**Prompt**
Within the records that follow, find every line containing the string "should". Copy those lines.

**Input rows**
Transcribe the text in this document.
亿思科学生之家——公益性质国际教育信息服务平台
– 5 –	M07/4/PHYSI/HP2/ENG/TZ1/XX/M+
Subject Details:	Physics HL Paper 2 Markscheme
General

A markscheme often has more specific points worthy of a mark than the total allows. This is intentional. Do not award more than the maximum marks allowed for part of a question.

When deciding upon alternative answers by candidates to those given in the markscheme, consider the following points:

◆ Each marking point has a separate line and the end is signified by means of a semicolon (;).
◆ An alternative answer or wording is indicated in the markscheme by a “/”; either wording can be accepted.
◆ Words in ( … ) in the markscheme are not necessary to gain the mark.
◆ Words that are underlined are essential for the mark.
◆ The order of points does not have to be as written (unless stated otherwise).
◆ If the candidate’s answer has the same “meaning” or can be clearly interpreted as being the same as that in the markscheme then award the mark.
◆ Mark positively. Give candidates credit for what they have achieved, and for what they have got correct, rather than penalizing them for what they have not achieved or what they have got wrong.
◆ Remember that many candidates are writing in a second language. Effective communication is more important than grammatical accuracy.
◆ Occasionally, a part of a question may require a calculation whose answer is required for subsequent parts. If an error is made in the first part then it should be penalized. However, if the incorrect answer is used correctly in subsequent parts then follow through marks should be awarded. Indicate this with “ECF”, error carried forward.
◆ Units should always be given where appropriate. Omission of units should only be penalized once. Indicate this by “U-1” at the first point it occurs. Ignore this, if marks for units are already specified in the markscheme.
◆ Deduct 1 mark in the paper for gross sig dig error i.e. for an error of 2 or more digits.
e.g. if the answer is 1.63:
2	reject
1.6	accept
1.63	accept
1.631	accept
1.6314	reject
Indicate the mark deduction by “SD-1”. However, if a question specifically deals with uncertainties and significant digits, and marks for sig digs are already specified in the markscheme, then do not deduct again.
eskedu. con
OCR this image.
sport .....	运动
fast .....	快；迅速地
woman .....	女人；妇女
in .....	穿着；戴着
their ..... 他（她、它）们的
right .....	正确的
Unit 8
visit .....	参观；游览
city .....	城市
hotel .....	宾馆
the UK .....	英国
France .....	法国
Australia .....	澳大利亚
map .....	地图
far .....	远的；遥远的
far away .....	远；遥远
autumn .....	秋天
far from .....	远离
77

**Correct answer**
◆ Occasionally, a part of a question may require a calculation whose answer is required for subsequent parts. If an error is made in the first part then it should be penalized. However, if the incorrect answer is used correctly in subsequent parts then follow through marks should be awarded. Indicate this with “ECF”, error carried forward.
◆ Units should always be given where appropriate. Omission of units should only be penalized once. Indicate this by “U-1” at the first point it occurs. Ignore this, if marks for units are already specified in the markscheme.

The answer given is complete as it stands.